◆ CHALLENGE:
Find the string "color" and gather every line that holds it.

________________________________________

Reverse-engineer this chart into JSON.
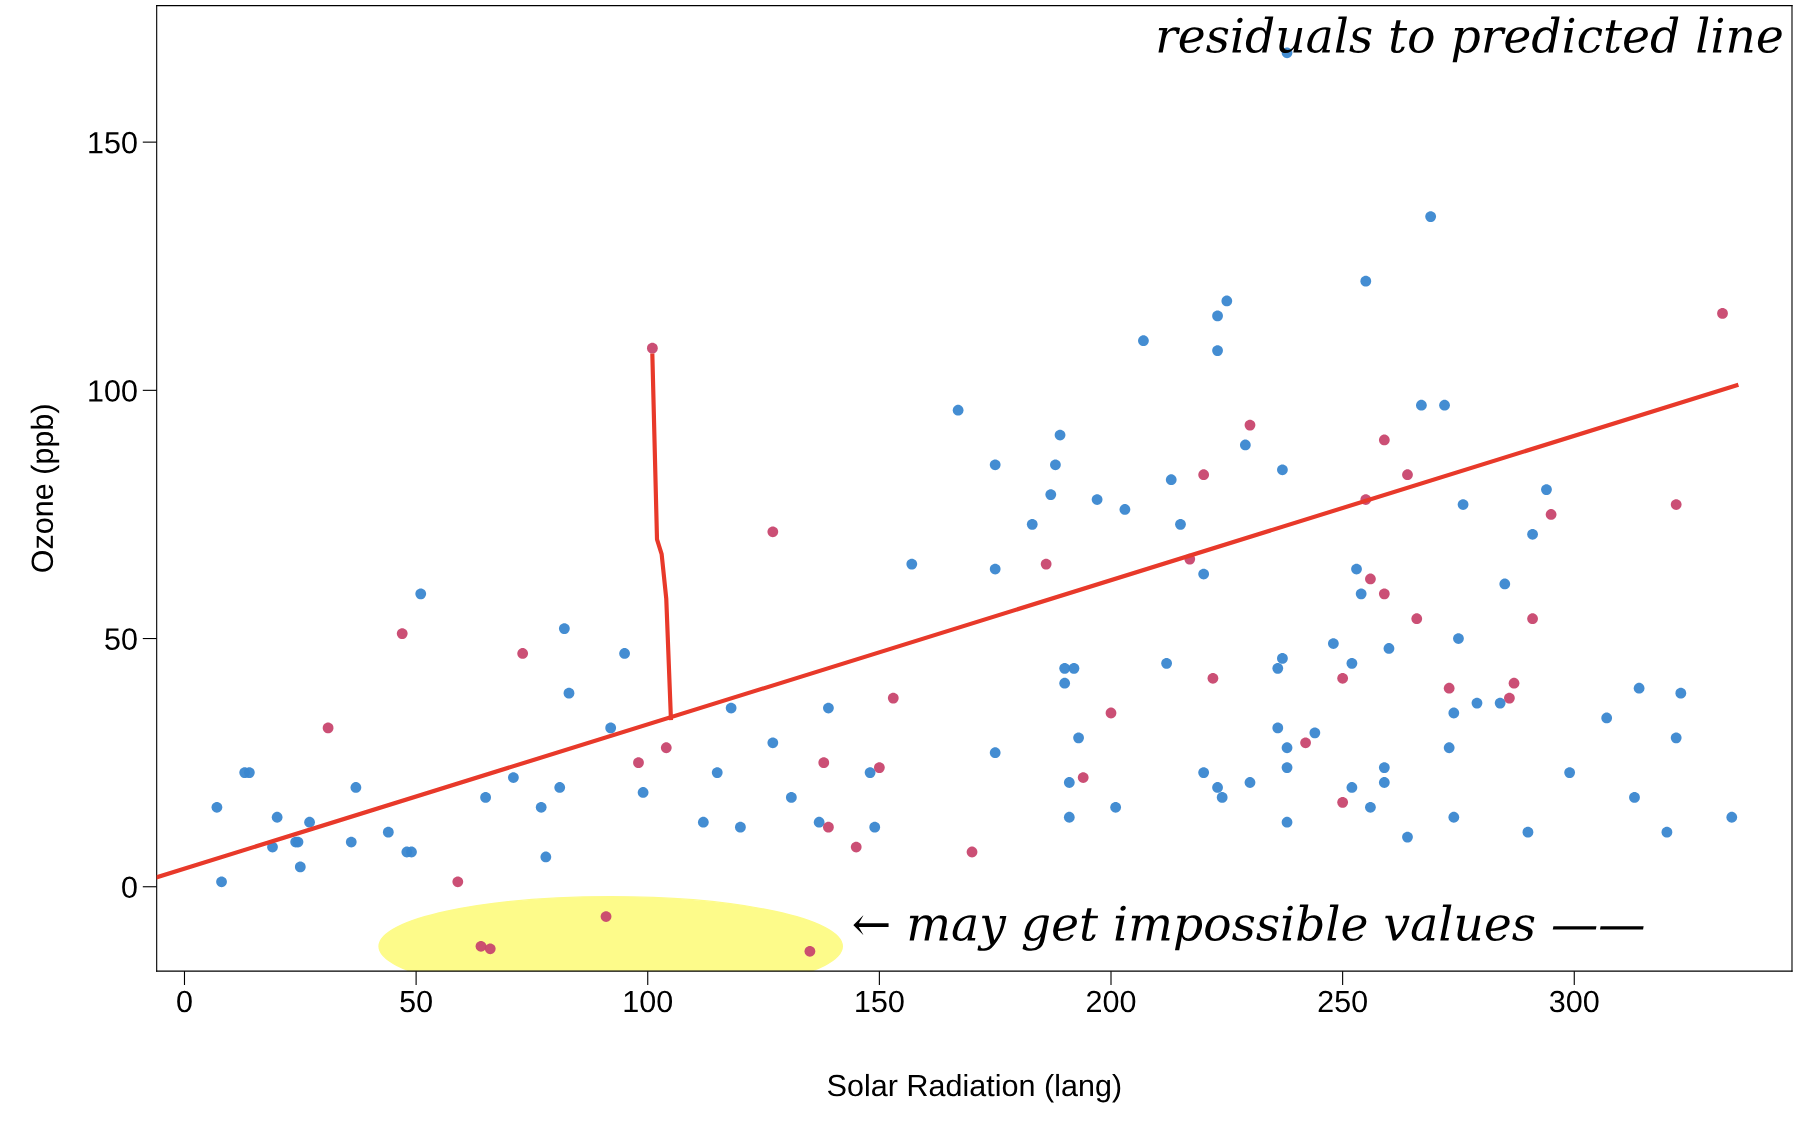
{
  "chart_data": {
    "type": "scatter",
    "xlabel": "Solar Radiation (lang)",
    "ylabel": "Ozone (ppb)",
    "xlim": [
      -6,
      347
    ],
    "ylim": [
      -17,
      177.5
    ],
    "xticks": [
      0,
      50,
      100,
      150,
      200,
      250,
      300
    ],
    "yticks": [
      0,
      50,
      100,
      150
    ],
    "grid": false,
    "legend": false,
    "series": [
      {
        "marker": "circle",
        "color": "#3a87d0",
        "x": [
          7,
          8,
          13,
          14,
          20,
          19,
          24,
          24.5,
          25,
          27,
          36,
          37,
          44,
          48,
          49,
          51,
          65,
          71,
          77,
          78,
          81,
          82,
          83,
          92,
          95,
          99,
          112,
          115,
          118,
          120,
          127,
          131,
          137,
          139,
          148,
          149,
          157,
          167,
          175,
          175,
          175,
          183,
          187,
          188,
          189,
          190,
          192,
          190,
          191,
          191,
          193,
          197,
          201,
          203,
          207,
          212,
          213,
          215,
          220,
          220,
          223,
          224,
          223,
          225,
          223,
          229,
          230,
          236,
          236,
          237,
          237,
          238,
          238,
          238,
          238,
          244,
          248,
          252,
          252,
          253,
          254,
          255,
          256,
          259,
          259,
          260,
          264,
          267,
          269,
          272,
          273,
          274,
          274,
          275,
          276,
          279,
          284,
          285,
          290,
          291,
          294,
          299,
          307,
          313,
          314,
          320,
          322,
          323,
          334
        ],
        "values": [
          16,
          1,
          23,
          23,
          14,
          8,
          9,
          9,
          4,
          13,
          9,
          20,
          11,
          7,
          7,
          59,
          18,
          22,
          16,
          6,
          20,
          52,
          39,
          32,
          47,
          19,
          13,
          23,
          36,
          12,
          29,
          18,
          13,
          36,
          23,
          12,
          65,
          96,
          85,
          64,
          27,
          73,
          79,
          85,
          91,
          44,
          44,
          41,
          21,
          14,
          30,
          78,
          16,
          76,
          110,
          45,
          82,
          73,
          63,
          23,
          20,
          18,
          115,
          118,
          108,
          89,
          21,
          32,
          44,
          46,
          84,
          24,
          28,
          13,
          168,
          31,
          49,
          20,
          45,
          64,
          59,
          122,
          16,
          24,
          21,
          48,
          10,
          97,
          135,
          97,
          28,
          14,
          35,
          50,
          77,
          37,
          37,
          61,
          11,
          71,
          80,
          23,
          34,
          18,
          40,
          11,
          30,
          39,
          14
        ]
      },
      {
        "marker": "circle",
        "color": "#c8466e",
        "x": [
          31,
          47,
          59,
          73,
          64,
          66,
          91,
          135,
          101,
          98,
          104,
          127,
          138,
          139,
          145,
          150,
          153,
          170,
          186,
          194,
          200,
          217,
          220,
          222,
          230,
          242,
          250,
          250,
          255,
          256,
          259,
          259,
          264,
          266,
          273,
          286,
          287,
          291,
          295,
          322,
          332
        ],
        "values": [
          32,
          51,
          1,
          47,
          -12,
          -12.5,
          -6,
          -13,
          108.5,
          25,
          28,
          71.5,
          25,
          12,
          8,
          24,
          38,
          7,
          65,
          22,
          35,
          66,
          83,
          42,
          93,
          29,
          42,
          17,
          78,
          62,
          59,
          90,
          83,
          54,
          40,
          38,
          41,
          54,
          75,
          77,
          115.5
        ]
      },
      {
        "type": "line",
        "marker": "none",
        "color": "#e8392a",
        "x": [
          -6,
          335
        ],
        "values": [
          1.9,
          101
        ]
      },
      {
        "type": "line",
        "marker": "none",
        "color": "#e8392a",
        "x": [
          101,
          102,
          103,
          104,
          105
        ],
        "values": [
          107,
          70,
          67,
          58,
          34
        ]
      }
    ],
    "annotations": [
      "residuals to predicted line",
      "← may get impossible values ——"
    ]
  }
}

________________________________________

◆ SOLUTION TO THIS PROBLEM:
        "color": "#3a87d0",
        "color": "#c8466e",
        "color": "#e8392a",
        "color": "#e8392a",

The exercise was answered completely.